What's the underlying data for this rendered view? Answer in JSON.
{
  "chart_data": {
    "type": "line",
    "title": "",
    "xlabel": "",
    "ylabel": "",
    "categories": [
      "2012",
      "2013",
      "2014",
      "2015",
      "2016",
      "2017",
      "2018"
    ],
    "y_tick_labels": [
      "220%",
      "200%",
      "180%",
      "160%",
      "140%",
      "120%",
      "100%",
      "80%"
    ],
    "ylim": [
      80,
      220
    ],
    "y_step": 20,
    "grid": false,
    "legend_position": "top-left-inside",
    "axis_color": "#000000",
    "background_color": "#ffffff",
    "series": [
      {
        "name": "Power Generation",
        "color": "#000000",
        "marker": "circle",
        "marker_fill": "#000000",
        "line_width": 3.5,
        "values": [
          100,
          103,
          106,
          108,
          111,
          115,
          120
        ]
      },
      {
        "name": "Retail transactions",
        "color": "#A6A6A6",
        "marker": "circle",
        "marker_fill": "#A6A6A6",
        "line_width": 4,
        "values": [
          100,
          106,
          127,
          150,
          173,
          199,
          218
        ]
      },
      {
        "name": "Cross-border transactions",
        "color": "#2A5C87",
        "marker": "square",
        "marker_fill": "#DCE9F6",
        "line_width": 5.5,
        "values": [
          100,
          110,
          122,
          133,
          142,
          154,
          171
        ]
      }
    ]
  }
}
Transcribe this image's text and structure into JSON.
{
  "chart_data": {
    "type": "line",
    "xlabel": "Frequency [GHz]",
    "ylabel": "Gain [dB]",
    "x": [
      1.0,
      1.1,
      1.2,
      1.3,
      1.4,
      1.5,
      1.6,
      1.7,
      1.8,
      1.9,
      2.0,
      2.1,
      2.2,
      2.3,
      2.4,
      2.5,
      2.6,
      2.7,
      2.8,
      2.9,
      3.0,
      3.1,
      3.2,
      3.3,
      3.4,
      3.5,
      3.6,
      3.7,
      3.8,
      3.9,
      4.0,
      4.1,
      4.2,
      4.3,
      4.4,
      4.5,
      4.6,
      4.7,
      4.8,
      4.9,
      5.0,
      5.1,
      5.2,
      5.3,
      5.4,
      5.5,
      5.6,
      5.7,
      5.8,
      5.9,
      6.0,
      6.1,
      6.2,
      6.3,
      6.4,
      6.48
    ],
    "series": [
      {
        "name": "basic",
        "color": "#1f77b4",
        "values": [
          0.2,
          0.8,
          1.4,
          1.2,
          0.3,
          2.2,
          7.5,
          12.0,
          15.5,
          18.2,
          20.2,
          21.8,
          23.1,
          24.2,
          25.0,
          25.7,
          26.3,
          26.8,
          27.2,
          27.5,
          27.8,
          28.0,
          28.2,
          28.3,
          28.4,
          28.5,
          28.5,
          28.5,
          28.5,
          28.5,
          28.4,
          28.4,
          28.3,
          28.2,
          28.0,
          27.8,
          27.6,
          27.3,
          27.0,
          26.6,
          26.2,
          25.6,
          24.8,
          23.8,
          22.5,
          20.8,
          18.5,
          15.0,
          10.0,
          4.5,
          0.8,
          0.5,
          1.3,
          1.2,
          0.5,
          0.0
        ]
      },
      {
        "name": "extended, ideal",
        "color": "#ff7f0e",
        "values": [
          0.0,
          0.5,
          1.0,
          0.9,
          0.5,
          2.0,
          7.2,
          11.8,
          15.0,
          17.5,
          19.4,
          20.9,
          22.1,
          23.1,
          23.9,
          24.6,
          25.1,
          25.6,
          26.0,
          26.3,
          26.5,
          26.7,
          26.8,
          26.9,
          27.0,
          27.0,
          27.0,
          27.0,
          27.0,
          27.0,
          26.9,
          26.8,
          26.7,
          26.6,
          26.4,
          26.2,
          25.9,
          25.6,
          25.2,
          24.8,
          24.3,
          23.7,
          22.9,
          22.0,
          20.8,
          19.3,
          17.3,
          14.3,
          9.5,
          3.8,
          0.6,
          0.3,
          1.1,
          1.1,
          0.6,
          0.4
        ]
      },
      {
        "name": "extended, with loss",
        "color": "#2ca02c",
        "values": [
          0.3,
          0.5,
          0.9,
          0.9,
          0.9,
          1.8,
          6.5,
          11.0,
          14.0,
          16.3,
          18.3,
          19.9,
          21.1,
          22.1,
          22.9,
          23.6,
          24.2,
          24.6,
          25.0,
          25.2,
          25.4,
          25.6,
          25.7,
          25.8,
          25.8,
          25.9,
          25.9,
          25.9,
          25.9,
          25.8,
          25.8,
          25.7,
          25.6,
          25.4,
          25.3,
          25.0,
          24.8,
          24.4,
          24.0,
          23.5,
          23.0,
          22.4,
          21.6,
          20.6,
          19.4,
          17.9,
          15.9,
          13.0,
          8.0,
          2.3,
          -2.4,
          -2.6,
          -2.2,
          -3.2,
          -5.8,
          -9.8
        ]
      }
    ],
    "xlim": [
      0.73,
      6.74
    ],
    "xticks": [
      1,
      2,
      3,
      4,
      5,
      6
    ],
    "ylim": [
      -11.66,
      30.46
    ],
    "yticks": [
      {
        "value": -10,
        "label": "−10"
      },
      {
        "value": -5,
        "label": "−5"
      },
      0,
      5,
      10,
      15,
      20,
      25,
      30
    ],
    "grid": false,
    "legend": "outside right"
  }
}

## Stated task
Pick out the lines containing the string "name" and show them.

## Solution to this problem
        "name": "Power Generation",
        "name": "Retail transactions",
        "name": "Cross-border transactions",
        "name": "basic",
        "name": "extended, ideal",
        "name": "extended, with loss",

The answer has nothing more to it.